■ ENTRIES SUPPLIED:

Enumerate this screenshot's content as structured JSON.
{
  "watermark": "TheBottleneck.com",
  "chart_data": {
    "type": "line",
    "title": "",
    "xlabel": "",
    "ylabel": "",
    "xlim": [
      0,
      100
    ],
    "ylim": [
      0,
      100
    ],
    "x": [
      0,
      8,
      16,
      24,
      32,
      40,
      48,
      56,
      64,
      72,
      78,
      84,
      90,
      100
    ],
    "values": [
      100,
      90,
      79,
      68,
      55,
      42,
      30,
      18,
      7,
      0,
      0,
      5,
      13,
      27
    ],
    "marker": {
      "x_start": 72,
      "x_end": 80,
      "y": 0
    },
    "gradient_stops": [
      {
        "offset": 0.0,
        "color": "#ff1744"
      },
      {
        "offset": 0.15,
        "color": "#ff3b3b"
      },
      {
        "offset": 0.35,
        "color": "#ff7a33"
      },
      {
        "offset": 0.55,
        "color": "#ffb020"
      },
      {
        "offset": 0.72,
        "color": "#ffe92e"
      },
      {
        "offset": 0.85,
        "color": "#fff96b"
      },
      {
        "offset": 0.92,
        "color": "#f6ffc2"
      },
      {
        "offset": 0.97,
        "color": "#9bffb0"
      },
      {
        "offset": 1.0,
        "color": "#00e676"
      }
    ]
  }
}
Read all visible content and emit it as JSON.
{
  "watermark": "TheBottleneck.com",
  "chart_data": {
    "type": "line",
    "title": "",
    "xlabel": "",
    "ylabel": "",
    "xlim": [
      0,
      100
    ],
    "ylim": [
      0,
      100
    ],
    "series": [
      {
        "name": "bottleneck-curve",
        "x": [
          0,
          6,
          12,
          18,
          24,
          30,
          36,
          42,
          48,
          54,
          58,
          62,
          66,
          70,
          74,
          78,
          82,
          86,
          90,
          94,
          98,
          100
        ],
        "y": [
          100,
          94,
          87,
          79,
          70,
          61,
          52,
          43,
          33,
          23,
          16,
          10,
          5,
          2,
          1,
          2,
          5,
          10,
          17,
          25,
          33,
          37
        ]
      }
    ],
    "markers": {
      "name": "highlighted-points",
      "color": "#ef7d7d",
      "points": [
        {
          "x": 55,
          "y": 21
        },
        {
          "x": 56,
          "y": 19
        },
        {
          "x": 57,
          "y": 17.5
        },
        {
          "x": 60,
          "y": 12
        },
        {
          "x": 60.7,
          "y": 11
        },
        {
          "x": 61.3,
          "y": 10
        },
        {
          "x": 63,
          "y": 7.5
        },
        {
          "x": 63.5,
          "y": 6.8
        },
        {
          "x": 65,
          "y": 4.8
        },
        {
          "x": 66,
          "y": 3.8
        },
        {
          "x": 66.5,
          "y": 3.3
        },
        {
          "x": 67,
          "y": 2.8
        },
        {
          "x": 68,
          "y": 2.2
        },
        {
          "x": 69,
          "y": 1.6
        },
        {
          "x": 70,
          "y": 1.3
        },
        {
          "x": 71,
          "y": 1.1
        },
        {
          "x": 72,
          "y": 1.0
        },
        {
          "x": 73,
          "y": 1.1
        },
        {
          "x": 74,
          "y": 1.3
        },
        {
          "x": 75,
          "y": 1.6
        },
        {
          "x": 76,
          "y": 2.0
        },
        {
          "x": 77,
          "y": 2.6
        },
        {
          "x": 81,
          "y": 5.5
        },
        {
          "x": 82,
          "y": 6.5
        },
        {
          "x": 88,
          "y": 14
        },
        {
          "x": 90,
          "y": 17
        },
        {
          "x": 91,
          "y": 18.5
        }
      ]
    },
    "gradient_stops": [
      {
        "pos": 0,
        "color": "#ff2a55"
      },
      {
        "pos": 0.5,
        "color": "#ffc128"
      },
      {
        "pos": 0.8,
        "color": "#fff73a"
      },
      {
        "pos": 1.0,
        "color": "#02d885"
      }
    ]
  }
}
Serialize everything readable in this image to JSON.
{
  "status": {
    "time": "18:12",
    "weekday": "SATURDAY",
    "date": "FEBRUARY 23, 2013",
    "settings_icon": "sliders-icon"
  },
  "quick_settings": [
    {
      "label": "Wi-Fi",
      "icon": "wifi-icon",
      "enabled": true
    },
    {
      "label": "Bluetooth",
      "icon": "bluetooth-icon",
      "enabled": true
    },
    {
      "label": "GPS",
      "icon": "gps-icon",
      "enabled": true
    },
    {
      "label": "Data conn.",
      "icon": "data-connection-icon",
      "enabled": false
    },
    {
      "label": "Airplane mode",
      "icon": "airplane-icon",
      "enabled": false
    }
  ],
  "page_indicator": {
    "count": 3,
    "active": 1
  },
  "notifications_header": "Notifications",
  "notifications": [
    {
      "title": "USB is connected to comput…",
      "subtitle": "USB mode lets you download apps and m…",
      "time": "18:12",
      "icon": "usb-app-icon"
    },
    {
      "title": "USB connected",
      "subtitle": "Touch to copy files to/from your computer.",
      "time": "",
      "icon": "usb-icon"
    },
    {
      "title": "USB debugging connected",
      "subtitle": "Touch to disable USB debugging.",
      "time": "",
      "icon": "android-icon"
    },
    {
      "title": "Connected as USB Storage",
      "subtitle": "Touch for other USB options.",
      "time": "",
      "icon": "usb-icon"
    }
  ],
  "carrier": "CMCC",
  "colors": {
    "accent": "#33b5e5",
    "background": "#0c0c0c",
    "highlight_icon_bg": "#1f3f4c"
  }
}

■ EXERCISE OBJECTIVE: Every record should be repeated exactly; please leave none out.

■ IN RESPONSE:
Enumerate this screenshot's content as structured JSON.
{
  "watermark": "TheBottleneck.com",
  "chart_data": {
    "type": "line",
    "title": "",
    "xlabel": "",
    "ylabel": "",
    "xlim": [
      0,
      100
    ],
    "ylim": [
      0,
      100
    ],
    "x": [
      0,
      8,
      16,
      24,
      32,
      40,
      48,
      56,
      64,
      72,
      78,
      84,
      90,
      100
    ],
    "values": [
      100,
      90,
      79,
      68,
      55,
      42,
      30,
      18,
      7,
      0,
      0,
      5,
      13,
      27
    ],
    "marker": {
      "x_start": 72,
      "x_end": 80,
      "y": 0
    },
    "gradient_stops": [
      {
        "offset": 0.0,
        "color": "#ff1744"
      },
      {
        "offset": 0.15,
        "color": "#ff3b3b"
      },
      {
        "offset": 0.35,
        "color": "#ff7a33"
      },
      {
        "offset": 0.55,
        "color": "#ffb020"
      },
      {
        "offset": 0.72,
        "color": "#ffe92e"
      },
      {
        "offset": 0.85,
        "color": "#fff96b"
      },
      {
        "offset": 0.92,
        "color": "#f6ffc2"
      },
      {
        "offset": 0.97,
        "color": "#9bffb0"
      },
      {
        "offset": 1.0,
        "color": "#00e676"
      }
    ]
  }
}
Read all visible content and emit it as JSON.
{
  "watermark": "TheBottleneck.com",
  "chart_data": {
    "type": "line",
    "title": "",
    "xlabel": "",
    "ylabel": "",
    "xlim": [
      0,
      100
    ],
    "ylim": [
      0,
      100
    ],
    "series": [
      {
        "name": "bottleneck-curve",
        "x": [
          0,
          6,
          12,
          18,
          24,
          30,
          36,
          42,
          48,
          54,
          58,
          62,
          66,
          70,
          74,
          78,
          82,
          86,
          90,
          94,
          98,
          100
        ],
        "y": [
          100,
          94,
          87,
          79,
          70,
          61,
          52,
          43,
          33,
          23,
          16,
          10,
          5,
          2,
          1,
          2,
          5,
          10,
          17,
          25,
          33,
          37
        ]
      }
    ],
    "markers": {
      "name": "highlighted-points",
      "color": "#ef7d7d",
      "points": [
        {
          "x": 55,
          "y": 21
        },
        {
          "x": 56,
          "y": 19
        },
        {
          "x": 57,
          "y": 17.5
        },
        {
          "x": 60,
          "y": 12
        },
        {
          "x": 60.7,
          "y": 11
        },
        {
          "x": 61.3,
          "y": 10
        },
        {
          "x": 63,
          "y": 7.5
        },
        {
          "x": 63.5,
          "y": 6.8
        },
        {
          "x": 65,
          "y": 4.8
        },
        {
          "x": 66,
          "y": 3.8
        },
        {
          "x": 66.5,
          "y": 3.3
        },
        {
          "x": 67,
          "y": 2.8
        },
        {
          "x": 68,
          "y": 2.2
        },
        {
          "x": 69,
          "y": 1.6
        },
        {
          "x": 70,
          "y": 1.3
        },
        {
          "x": 71,
          "y": 1.1
        },
        {
          "x": 72,
          "y": 1.0
        },
        {
          "x": 73,
          "y": 1.1
        },
        {
          "x": 74,
          "y": 1.3
        },
        {
          "x": 75,
          "y": 1.6
        },
        {
          "x": 76,
          "y": 2.0
        },
        {
          "x": 77,
          "y": 2.6
        },
        {
          "x": 81,
          "y": 5.5
        },
        {
          "x": 82,
          "y": 6.5
        },
        {
          "x": 88,
          "y": 14
        },
        {
          "x": 90,
          "y": 17
        },
        {
          "x": 91,
          "y": 18.5
        }
      ]
    },
    "gradient_stops": [
      {
        "pos": 0,
        "color": "#ff2a55"
      },
      {
        "pos": 0.5,
        "color": "#ffc128"
      },
      {
        "pos": 0.8,
        "color": "#fff73a"
      },
      {
        "pos": 1.0,
        "color": "#02d885"
      }
    ]
  }
}
Serialize everything readable in this image to JSON.
{
  "status": {
    "time": "18:12",
    "weekday": "SATURDAY",
    "date": "FEBRUARY 23, 2013",
    "settings_icon": "sliders-icon"
  },
  "quick_settings": [
    {
      "label": "Wi-Fi",
      "icon": "wifi-icon",
      "enabled": true
    },
    {
      "label": "Bluetooth",
      "icon": "bluetooth-icon",
      "enabled": true
    },
    {
      "label": "GPS",
      "icon": "gps-icon",
      "enabled": true
    },
    {
      "label": "Data conn.",
      "icon": "data-connection-icon",
      "enabled": false
    },
    {
      "label": "Airplane mode",
      "icon": "airplane-icon",
      "enabled": false
    }
  ],
  "page_indicator": {
    "count": 3,
    "active": 1
  },
  "notifications_header": "Notifications",
  "notifications": [
    {
      "title": "USB is connected to comput…",
      "subtitle": "USB mode lets you download apps and m…",
      "time": "18:12",
      "icon": "usb-app-icon"
    },
    {
      "title": "USB connected",
      "subtitle": "Touch to copy files to/from your computer.",
      "time": "",
      "icon": "usb-icon"
    },
    {
      "title": "USB debugging connected",
      "subtitle": "Touch to disable USB debugging.",
      "time": "",
      "icon": "android-icon"
    },
    {
      "title": "Connected as USB Storage",
      "subtitle": "Touch for other USB options.",
      "time": "",
      "icon": "usb-icon"
    }
  ],
  "carrier": "CMCC",
  "colors": {
    "accent": "#33b5e5",
    "background": "#0c0c0c",
    "highlight_icon_bg": "#1f3f4c"
  }
}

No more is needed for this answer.